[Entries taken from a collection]
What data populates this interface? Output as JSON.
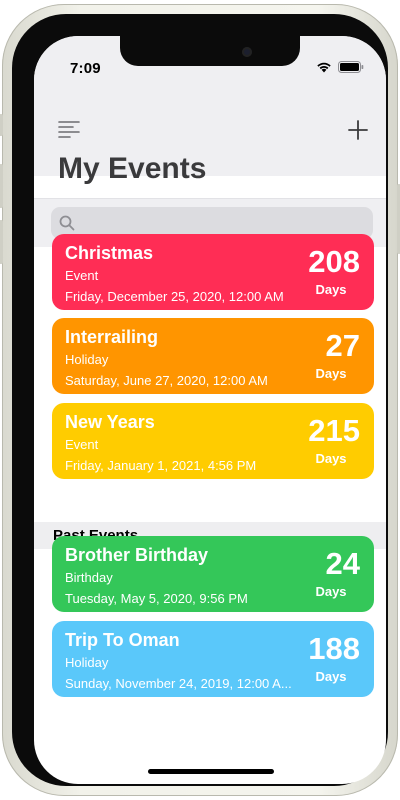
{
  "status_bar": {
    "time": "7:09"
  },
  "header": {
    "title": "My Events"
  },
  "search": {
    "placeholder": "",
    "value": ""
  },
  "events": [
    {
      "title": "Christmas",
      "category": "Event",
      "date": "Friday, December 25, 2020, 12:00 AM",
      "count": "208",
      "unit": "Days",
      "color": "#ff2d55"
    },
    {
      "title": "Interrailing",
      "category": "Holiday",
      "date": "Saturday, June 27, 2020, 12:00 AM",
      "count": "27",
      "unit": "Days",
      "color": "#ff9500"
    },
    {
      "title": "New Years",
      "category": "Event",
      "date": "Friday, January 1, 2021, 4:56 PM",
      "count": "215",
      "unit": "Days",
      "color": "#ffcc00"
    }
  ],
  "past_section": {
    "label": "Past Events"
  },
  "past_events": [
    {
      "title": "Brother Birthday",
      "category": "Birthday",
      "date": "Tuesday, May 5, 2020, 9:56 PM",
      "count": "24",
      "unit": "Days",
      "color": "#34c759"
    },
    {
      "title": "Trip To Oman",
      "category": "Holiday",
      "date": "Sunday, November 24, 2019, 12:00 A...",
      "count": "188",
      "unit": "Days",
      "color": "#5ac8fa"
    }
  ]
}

= Description of the task =
Your task is to pick out every line with the string "count" and copy it.

= Finished exercise =
      "count": "208",
      "count": "27",
      "count": "215",
      "count": "24",
      "count": "188",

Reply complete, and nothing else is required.